> [Task goal]: Take each line containing "Κυνηγετικό" and report it exactly as written.

=== Given records ===

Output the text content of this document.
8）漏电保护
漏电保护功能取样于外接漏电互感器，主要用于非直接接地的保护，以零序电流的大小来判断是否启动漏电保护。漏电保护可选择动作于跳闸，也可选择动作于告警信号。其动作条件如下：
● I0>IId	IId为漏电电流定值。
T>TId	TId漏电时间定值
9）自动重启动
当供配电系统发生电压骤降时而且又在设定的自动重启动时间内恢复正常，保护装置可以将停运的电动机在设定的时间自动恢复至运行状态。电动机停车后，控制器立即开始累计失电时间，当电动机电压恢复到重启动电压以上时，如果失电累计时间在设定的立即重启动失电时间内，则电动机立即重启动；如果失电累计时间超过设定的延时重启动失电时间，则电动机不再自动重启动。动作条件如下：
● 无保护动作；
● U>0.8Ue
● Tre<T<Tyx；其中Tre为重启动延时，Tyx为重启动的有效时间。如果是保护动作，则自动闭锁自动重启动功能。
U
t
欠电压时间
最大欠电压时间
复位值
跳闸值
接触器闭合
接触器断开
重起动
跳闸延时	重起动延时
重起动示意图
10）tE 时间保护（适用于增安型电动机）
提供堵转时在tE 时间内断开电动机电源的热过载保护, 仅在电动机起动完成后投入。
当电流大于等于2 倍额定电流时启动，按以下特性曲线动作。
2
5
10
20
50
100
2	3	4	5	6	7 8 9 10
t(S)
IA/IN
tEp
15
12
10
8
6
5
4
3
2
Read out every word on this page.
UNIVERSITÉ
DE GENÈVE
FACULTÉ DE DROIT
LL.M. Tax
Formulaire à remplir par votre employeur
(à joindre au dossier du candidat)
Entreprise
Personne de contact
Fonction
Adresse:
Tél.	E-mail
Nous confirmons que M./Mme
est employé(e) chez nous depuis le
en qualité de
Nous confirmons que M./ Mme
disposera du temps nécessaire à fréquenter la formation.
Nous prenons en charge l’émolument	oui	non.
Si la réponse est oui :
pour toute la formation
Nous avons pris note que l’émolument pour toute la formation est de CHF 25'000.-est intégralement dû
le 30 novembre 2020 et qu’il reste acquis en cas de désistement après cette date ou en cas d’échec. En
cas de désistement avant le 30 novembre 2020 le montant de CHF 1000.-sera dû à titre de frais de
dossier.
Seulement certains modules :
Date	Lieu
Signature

===
=== Given records ===

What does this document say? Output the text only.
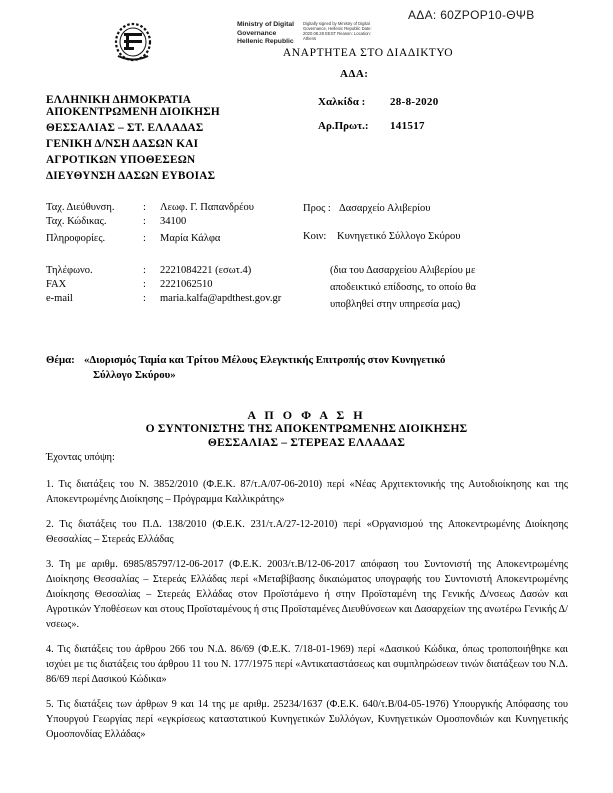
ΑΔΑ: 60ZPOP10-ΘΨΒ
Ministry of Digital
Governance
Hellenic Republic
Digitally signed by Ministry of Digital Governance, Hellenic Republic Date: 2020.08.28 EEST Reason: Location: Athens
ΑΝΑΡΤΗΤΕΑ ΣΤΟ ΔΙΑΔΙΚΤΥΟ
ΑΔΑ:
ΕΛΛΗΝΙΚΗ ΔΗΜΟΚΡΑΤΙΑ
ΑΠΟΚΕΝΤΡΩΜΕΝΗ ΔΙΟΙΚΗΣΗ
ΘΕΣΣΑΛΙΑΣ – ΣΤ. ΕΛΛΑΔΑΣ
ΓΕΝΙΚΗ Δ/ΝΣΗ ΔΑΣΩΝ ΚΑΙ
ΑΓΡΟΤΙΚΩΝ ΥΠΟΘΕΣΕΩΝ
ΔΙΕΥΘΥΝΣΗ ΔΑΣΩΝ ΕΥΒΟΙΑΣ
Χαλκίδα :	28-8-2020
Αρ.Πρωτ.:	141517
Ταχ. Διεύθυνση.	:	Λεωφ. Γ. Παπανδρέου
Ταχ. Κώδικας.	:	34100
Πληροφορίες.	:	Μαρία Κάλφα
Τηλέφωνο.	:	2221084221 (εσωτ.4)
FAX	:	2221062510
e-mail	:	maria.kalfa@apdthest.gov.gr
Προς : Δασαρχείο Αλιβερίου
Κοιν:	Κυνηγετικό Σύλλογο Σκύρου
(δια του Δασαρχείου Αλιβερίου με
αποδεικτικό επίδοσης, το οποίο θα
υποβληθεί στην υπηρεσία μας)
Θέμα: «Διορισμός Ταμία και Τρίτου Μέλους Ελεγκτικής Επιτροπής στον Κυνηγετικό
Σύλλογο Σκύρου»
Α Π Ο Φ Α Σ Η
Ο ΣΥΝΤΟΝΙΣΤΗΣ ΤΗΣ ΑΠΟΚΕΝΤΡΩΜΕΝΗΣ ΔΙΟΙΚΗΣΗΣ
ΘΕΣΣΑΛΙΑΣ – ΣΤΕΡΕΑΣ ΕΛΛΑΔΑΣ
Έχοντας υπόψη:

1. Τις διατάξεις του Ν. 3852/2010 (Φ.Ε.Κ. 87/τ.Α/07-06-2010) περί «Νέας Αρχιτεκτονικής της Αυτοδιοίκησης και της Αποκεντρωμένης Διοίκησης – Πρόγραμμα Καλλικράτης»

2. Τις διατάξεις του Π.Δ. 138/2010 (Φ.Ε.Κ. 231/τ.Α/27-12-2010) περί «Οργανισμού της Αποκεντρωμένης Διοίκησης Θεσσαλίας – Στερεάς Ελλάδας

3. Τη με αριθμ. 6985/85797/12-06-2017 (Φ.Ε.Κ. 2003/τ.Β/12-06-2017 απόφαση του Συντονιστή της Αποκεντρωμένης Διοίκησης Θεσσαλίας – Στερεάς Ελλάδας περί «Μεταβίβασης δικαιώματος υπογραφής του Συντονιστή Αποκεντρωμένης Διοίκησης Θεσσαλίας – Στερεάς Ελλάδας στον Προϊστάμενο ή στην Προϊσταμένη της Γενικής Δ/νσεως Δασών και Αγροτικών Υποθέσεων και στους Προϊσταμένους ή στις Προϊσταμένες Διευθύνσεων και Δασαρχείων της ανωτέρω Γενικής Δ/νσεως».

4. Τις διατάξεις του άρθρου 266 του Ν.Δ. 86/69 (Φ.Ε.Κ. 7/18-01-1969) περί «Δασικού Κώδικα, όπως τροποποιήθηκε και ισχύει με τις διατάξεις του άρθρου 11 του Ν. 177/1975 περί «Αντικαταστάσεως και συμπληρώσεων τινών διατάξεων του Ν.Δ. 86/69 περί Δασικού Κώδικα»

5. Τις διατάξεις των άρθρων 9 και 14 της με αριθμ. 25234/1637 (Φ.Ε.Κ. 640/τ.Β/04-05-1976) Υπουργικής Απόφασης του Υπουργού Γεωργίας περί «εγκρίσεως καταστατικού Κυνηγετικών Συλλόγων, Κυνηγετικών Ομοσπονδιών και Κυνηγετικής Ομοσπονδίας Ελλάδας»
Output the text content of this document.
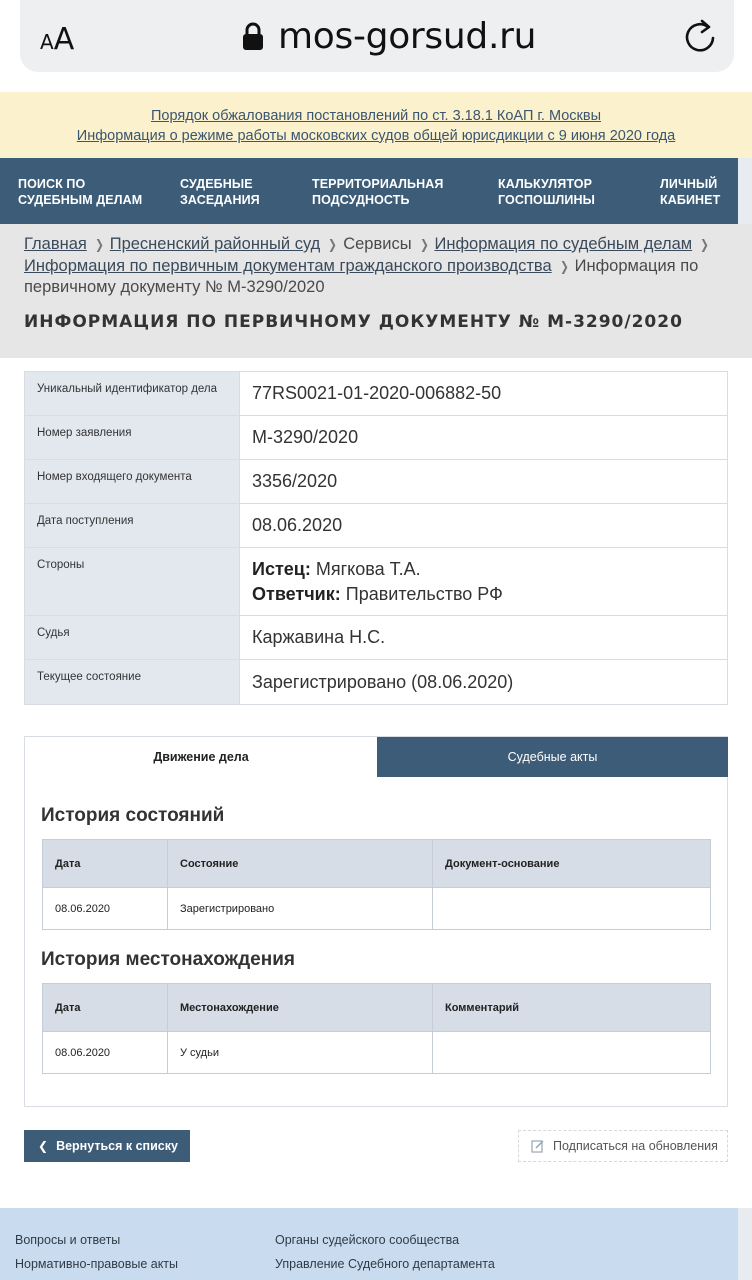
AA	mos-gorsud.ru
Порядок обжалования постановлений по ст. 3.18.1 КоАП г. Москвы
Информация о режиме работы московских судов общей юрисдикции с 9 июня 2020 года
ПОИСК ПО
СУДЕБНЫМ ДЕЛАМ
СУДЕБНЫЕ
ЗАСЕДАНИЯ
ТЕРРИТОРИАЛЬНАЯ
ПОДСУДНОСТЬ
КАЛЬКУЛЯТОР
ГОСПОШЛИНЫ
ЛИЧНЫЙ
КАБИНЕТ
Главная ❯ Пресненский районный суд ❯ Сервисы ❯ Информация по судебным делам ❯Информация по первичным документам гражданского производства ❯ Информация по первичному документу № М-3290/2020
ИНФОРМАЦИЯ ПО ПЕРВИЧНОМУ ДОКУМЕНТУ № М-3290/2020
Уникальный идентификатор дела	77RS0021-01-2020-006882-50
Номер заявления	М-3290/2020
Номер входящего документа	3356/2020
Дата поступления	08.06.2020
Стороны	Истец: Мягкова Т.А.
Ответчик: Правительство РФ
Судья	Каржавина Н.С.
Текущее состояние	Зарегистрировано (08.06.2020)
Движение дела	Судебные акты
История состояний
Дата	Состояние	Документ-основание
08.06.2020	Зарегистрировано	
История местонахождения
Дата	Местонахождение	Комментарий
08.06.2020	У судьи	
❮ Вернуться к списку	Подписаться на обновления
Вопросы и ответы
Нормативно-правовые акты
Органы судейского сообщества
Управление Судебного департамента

===

> [Finished task]:
Κοιν:	Κυνηγετικό Σύλλογο Σκύρου
Θέμα: «Διορισμός Ταμία και Τρίτου Μέλους Ελεγκτικής Επιτροπής στον Κυνηγετικό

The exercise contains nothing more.